(Stored records)
** Start **

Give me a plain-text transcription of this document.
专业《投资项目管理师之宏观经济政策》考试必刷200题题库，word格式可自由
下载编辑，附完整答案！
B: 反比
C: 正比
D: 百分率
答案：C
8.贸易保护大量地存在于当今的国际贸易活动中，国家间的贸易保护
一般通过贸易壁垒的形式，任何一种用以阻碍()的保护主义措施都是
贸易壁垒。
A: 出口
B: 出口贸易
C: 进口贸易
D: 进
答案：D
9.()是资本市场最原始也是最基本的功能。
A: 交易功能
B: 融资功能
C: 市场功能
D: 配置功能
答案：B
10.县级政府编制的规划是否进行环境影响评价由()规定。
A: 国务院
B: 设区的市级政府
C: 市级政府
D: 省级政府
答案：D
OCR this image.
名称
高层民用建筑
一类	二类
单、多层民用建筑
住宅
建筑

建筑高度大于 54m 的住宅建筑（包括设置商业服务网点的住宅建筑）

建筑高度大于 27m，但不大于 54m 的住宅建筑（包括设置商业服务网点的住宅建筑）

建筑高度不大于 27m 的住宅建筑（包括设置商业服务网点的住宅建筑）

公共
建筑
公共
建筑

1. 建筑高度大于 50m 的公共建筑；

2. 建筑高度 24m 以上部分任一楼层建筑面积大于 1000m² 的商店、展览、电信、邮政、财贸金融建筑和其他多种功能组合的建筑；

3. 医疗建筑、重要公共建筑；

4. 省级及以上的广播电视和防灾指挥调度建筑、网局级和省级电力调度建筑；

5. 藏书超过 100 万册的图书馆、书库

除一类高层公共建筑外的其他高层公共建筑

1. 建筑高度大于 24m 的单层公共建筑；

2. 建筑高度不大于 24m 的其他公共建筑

** End **

» **TASK DESCRIPTION**
Please reproduce each record precisely as written.

» **TASK SOLUTION**
Give me a plain-text transcription of this document.
专业《投资项目管理师之宏观经济政策》考试必刷200题题库，word格式可自由
下载编辑，附完整答案！
B: 反比
C: 正比
D: 百分率
答案：C
8.贸易保护大量地存在于当今的国际贸易活动中，国家间的贸易保护
一般通过贸易壁垒的形式，任何一种用以阻碍()的保护主义措施都是
贸易壁垒。
A: 出口
B: 出口贸易
C: 进口贸易
D: 进
答案：D
9.()是资本市场最原始也是最基本的功能。
A: 交易功能
B: 融资功能
C: 市场功能
D: 配置功能
答案：B
10.县级政府编制的规划是否进行环境影响评价由()规定。
A: 国务院
B: 设区的市级政府
C: 市级政府
D: 省级政府
答案：D
OCR this image.
名称
高层民用建筑
一类	二类
单、多层民用建筑
住宅
建筑

建筑高度大于 54m 的住宅建筑（包括设置商业服务网点的住宅建筑）

建筑高度大于 27m，但不大于 54m 的住宅建筑（包括设置商业服务网点的住宅建筑）

建筑高度不大于 27m 的住宅建筑（包括设置商业服务网点的住宅建筑）

公共
建筑
公共
建筑

1. 建筑高度大于 50m 的公共建筑；

2. 建筑高度 24m 以上部分任一楼层建筑面积大于 1000m² 的商店、展览、电信、邮政、财贸金融建筑和其他多种功能组合的建筑；

3. 医疗建筑、重要公共建筑；

4. 省级及以上的广播电视和防灾指挥调度建筑、网局级和省级电力调度建筑；

5. 藏书超过 100 万册的图书馆、书库

除一类高层公共建筑外的其他高层公共建筑

1. 建筑高度大于 24m 的单层公共建筑；

2. 建筑高度不大于 24m 的其他公共建筑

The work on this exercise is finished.